> Dataset entries:
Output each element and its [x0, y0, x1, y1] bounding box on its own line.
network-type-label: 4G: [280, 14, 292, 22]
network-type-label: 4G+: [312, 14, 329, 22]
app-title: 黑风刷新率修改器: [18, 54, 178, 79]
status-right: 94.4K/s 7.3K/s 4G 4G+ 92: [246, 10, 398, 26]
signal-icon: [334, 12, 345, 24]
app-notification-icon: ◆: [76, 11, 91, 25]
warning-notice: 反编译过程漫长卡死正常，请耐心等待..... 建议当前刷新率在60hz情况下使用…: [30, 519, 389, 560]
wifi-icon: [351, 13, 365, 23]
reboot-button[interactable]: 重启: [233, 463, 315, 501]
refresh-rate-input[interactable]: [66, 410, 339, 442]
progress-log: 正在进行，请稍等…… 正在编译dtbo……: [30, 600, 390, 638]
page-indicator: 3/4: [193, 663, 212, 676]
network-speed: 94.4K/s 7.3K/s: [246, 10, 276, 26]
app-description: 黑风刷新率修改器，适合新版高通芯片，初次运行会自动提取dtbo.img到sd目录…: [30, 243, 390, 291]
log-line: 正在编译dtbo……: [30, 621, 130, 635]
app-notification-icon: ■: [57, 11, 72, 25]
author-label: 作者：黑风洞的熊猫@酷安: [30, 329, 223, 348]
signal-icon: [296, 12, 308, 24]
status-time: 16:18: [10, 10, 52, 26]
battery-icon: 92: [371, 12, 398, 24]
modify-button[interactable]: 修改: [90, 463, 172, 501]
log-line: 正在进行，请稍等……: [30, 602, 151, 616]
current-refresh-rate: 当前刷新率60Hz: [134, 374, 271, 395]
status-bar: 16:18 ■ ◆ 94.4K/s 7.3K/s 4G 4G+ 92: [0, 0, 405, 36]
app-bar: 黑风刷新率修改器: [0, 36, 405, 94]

> Task instructions: Can you copy the data out verbatim, everything from its very first line down through the line containing "signal-icon: [296, 12, 308, 24]", with both of those lines included?

> Full solution:
Output each element and its [x0, y0, x1, y1] bounding box on its own line.
network-type-label: 4G: [280, 14, 292, 22]
network-type-label: 4G+: [312, 14, 329, 22]
app-title: 黑风刷新率修改器: [18, 54, 178, 79]
status-right: 94.4K/s 7.3K/s 4G 4G+ 92: [246, 10, 398, 26]
signal-icon: [334, 12, 345, 24]
app-notification-icon: ◆: [76, 11, 91, 25]
warning-notice: 反编译过程漫长卡死正常，请耐心等待..... 建议当前刷新率在60hz情况下使用…: [30, 519, 389, 560]
wifi-icon: [351, 13, 365, 23]
reboot-button[interactable]: 重启: [233, 463, 315, 501]
refresh-rate-input[interactable]: [66, 410, 339, 442]
progress-log: 正在进行，请稍等…… 正在编译dtbo……: [30, 600, 390, 638]
page-indicator: 3/4: [193, 663, 212, 676]
network-speed: 94.4K/s 7.3K/s: [246, 10, 276, 26]
app-description: 黑风刷新率修改器，适合新版高通芯片，初次运行会自动提取dtbo.img到sd目录…: [30, 243, 390, 291]
log-line: 正在编译dtbo……: [30, 621, 130, 635]
app-notification-icon: ■: [57, 11, 72, 25]
author-label: 作者：黑风洞的熊猫@酷安: [30, 329, 223, 348]
signal-icon: [296, 12, 308, 24]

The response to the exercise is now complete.